* WRITTEN TASK
Search the data for the word "Wireless". Reproduce every line where it is found.

## BEGIN

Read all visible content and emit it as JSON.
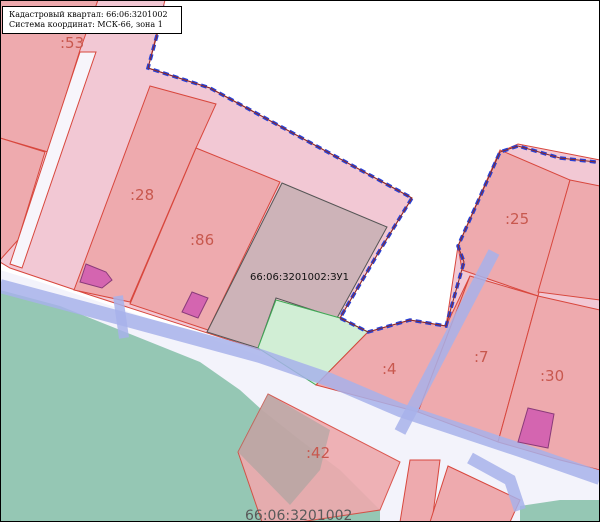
{
  "info": {
    "quarter_line": "Кадастровый квартал: 66:06:3201002",
    "coords_line": "Система координат: МСК-66, зона 1"
  },
  "parcels": {
    "p53": ":53",
    "p28": ":28",
    "p86": ":86",
    "p25": ":25",
    "p4": ":4",
    "p7": ":7",
    "p30": ":30",
    "p42": ":42"
  },
  "target_parcel": "66:06:3201002:ЗУ1",
  "quarter_label": "66:06:3201002",
  "colors": {
    "parcel_fill": "#eeaaae",
    "parcel_stroke": "#d8473d",
    "territory_fill": "#f2c8d4",
    "road_fill": "#b4bcec",
    "water_fill": "#8fc4b0",
    "building_fill": "#d465b0",
    "target_fill": "#cdb3b8",
    "new_parcel_fill": "#d1eed5",
    "boundary_blue": "#2741d8"
  }
}
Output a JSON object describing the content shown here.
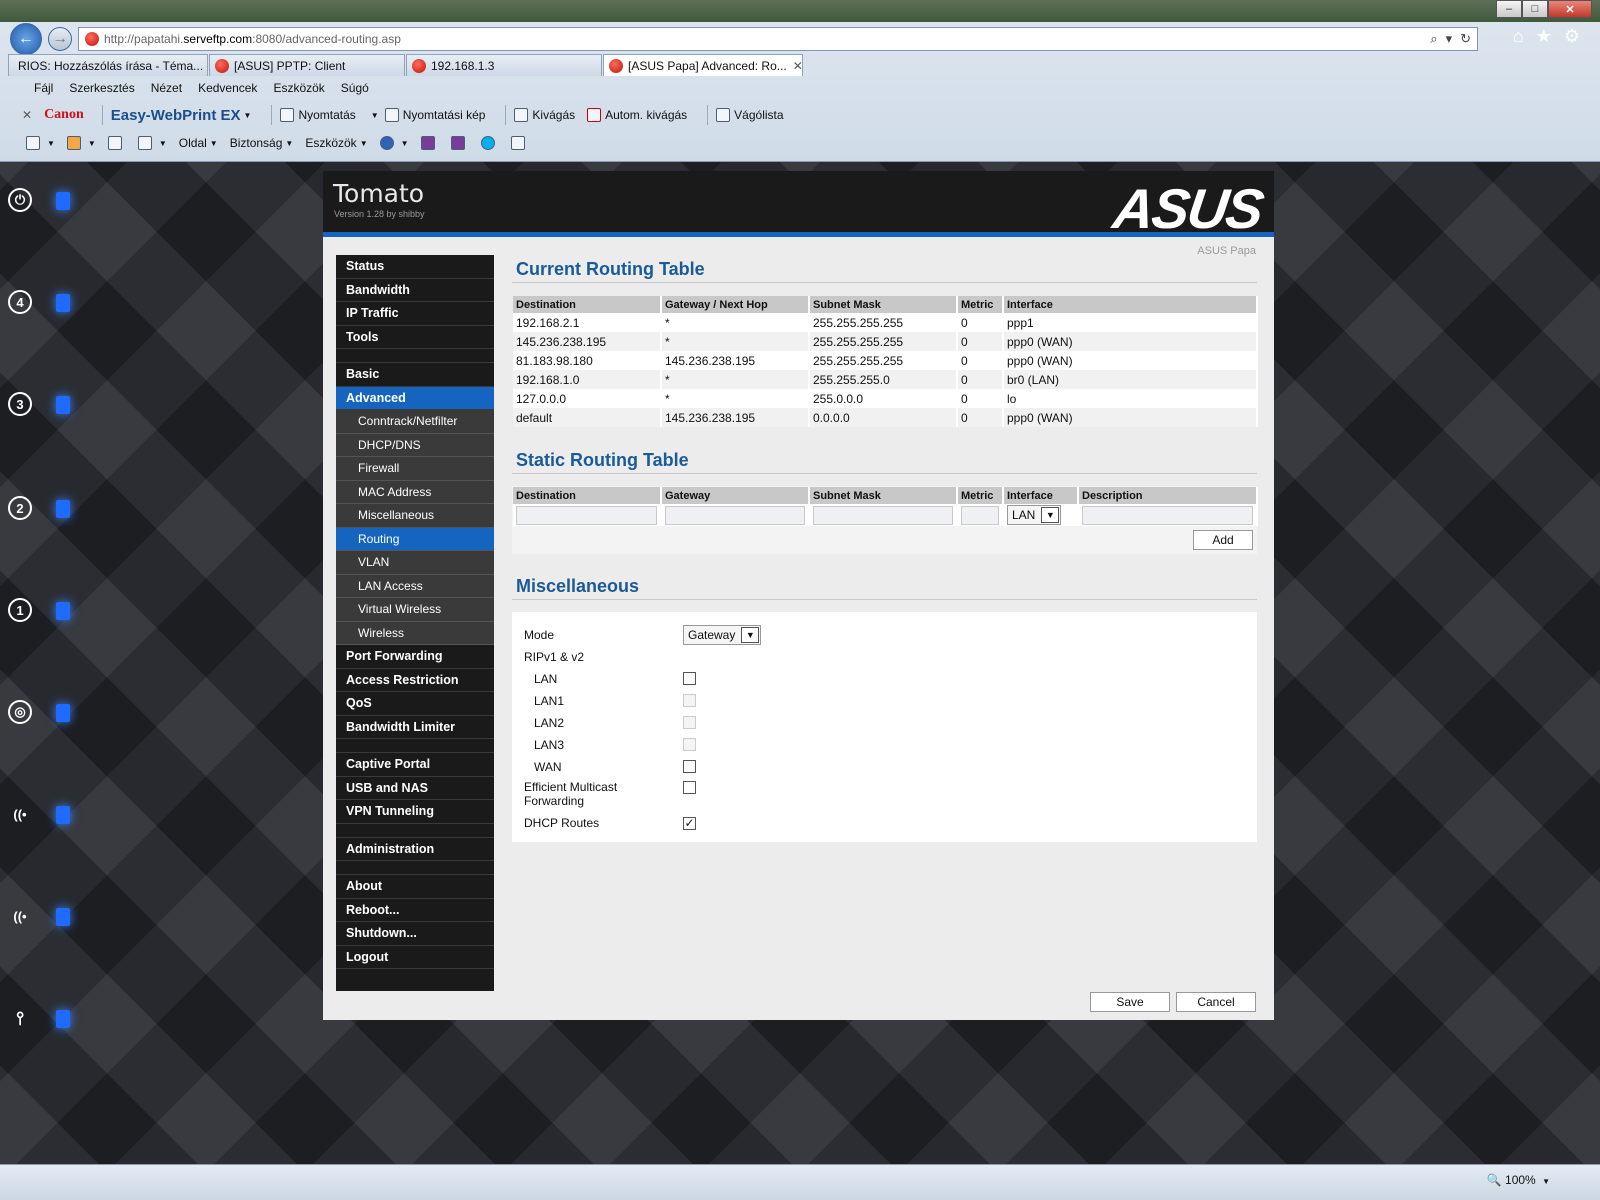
{
  "browser": {
    "url_prefix": "http://papatahi.",
    "url_host": "serveftp.com",
    "url_suffix": ":8080/advanced-routing.asp",
    "tabs": [
      {
        "label": "RIOS: Hozzászólás írása - Téma..."
      },
      {
        "label": "[ASUS] PPTP: Client"
      },
      {
        "label": "192.168.1.3"
      },
      {
        "label": "[ASUS Papa] Advanced: Ro...",
        "active": true
      }
    ],
    "menu": [
      "Fájl",
      "Szerkesztés",
      "Nézet",
      "Kedvencek",
      "Eszközök",
      "Súgó"
    ],
    "toolbar1": {
      "canon": "Canon",
      "ewp": "Easy-WebPrint EX",
      "print": "Nyomtatás",
      "print_preview": "Nyomtatási kép",
      "clip": "Kivágás",
      "auto_clip": "Autom. kivágás",
      "clip_list": "Vágólista"
    },
    "toolbar2": {
      "page": "Oldal",
      "security": "Biztonság",
      "tools": "Eszközök"
    },
    "zoom": "100%"
  },
  "app": {
    "title": "Tomato",
    "version": "Version 1.28 by shibby",
    "brand": "ASUS",
    "router_name": "ASUS Papa"
  },
  "nav": [
    {
      "label": "Status",
      "type": "main"
    },
    {
      "label": "Bandwidth",
      "type": "main"
    },
    {
      "label": "IP Traffic",
      "type": "main"
    },
    {
      "label": "Tools",
      "type": "main"
    },
    {
      "type": "spacer"
    },
    {
      "label": "Basic",
      "type": "main"
    },
    {
      "label": "Advanced",
      "type": "main",
      "active": true
    },
    {
      "label": "Conntrack/Netfilter",
      "type": "sub"
    },
    {
      "label": "DHCP/DNS",
      "type": "sub"
    },
    {
      "label": "Firewall",
      "type": "sub"
    },
    {
      "label": "MAC Address",
      "type": "sub"
    },
    {
      "label": "Miscellaneous",
      "type": "sub"
    },
    {
      "label": "Routing",
      "type": "sub",
      "active": true
    },
    {
      "label": "VLAN",
      "type": "sub"
    },
    {
      "label": "LAN Access",
      "type": "sub"
    },
    {
      "label": "Virtual Wireless",
      "type": "sub"
    },
    {
      "label": "Wireless",
      "type": "sub"
    },
    {
      "label": "Port Forwarding",
      "type": "main"
    },
    {
      "label": "Access Restriction",
      "type": "main"
    },
    {
      "label": "QoS",
      "type": "main"
    },
    {
      "label": "Bandwidth Limiter",
      "type": "main"
    },
    {
      "type": "spacer"
    },
    {
      "label": "Captive Portal",
      "type": "main"
    },
    {
      "label": "USB and NAS",
      "type": "main"
    },
    {
      "label": "VPN Tunneling",
      "type": "main"
    },
    {
      "type": "spacer"
    },
    {
      "label": "Administration",
      "type": "main"
    },
    {
      "type": "spacer"
    },
    {
      "label": "About",
      "type": "main"
    },
    {
      "label": "Reboot...",
      "type": "main"
    },
    {
      "label": "Shutdown...",
      "type": "main"
    },
    {
      "label": "Logout",
      "type": "main"
    }
  ],
  "current_routing": {
    "title": "Current Routing Table",
    "headers": [
      "Destination",
      "Gateway / Next Hop",
      "Subnet Mask",
      "Metric",
      "Interface"
    ],
    "rows": [
      [
        "192.168.2.1",
        "*",
        "255.255.255.255",
        "0",
        "ppp1"
      ],
      [
        "145.236.238.195",
        "*",
        "255.255.255.255",
        "0",
        "ppp0 (WAN)"
      ],
      [
        "81.183.98.180",
        "145.236.238.195",
        "255.255.255.255",
        "0",
        "ppp0 (WAN)"
      ],
      [
        "192.168.1.0",
        "*",
        "255.255.255.0",
        "0",
        "br0 (LAN)"
      ],
      [
        "127.0.0.0",
        "*",
        "255.0.0.0",
        "0",
        "lo"
      ],
      [
        "default",
        "145.236.238.195",
        "0.0.0.0",
        "0",
        "ppp0 (WAN)"
      ]
    ]
  },
  "static_routing": {
    "title": "Static Routing Table",
    "headers": [
      "Destination",
      "Gateway",
      "Subnet Mask",
      "Metric",
      "Interface",
      "Description"
    ],
    "interface_value": "LAN",
    "add_label": "Add"
  },
  "misc": {
    "title": "Miscellaneous",
    "mode_label": "Mode",
    "mode_value": "Gateway",
    "rip_label": "RIPv1 & v2",
    "rip": [
      {
        "label": "LAN",
        "checked": false,
        "disabled": false
      },
      {
        "label": "LAN1",
        "checked": false,
        "disabled": true
      },
      {
        "label": "LAN2",
        "checked": false,
        "disabled": true
      },
      {
        "label": "LAN3",
        "checked": false,
        "disabled": true
      },
      {
        "label": "WAN",
        "checked": false,
        "disabled": false
      }
    ],
    "emf_label_1": "Efficient Multicast",
    "emf_label_2": "Forwarding",
    "emf_checked": false,
    "dhcp_routes_label": "DHCP Routes",
    "dhcp_routes_checked": true
  },
  "footer": {
    "save": "Save",
    "cancel": "Cancel"
  },
  "colors": {
    "accent": "#1565c0",
    "section_title": "#1a5a96",
    "sidebar": "#1a1a1a",
    "led": "#1f6bff"
  },
  "leds": [
    {
      "icon": "power-icon"
    },
    {
      "icon": "port-4-icon"
    },
    {
      "icon": "port-3-icon"
    },
    {
      "icon": "port-2-icon"
    },
    {
      "icon": "port-1-icon"
    },
    {
      "icon": "wan-globe-icon"
    },
    {
      "icon": "wifi-5ghz-icon"
    },
    {
      "icon": "wifi-2ghz-icon"
    },
    {
      "icon": "usb-icon"
    }
  ]
}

## END

* RESPONSE
      "label": "Virtual Wireless",
      "label": "Wireless",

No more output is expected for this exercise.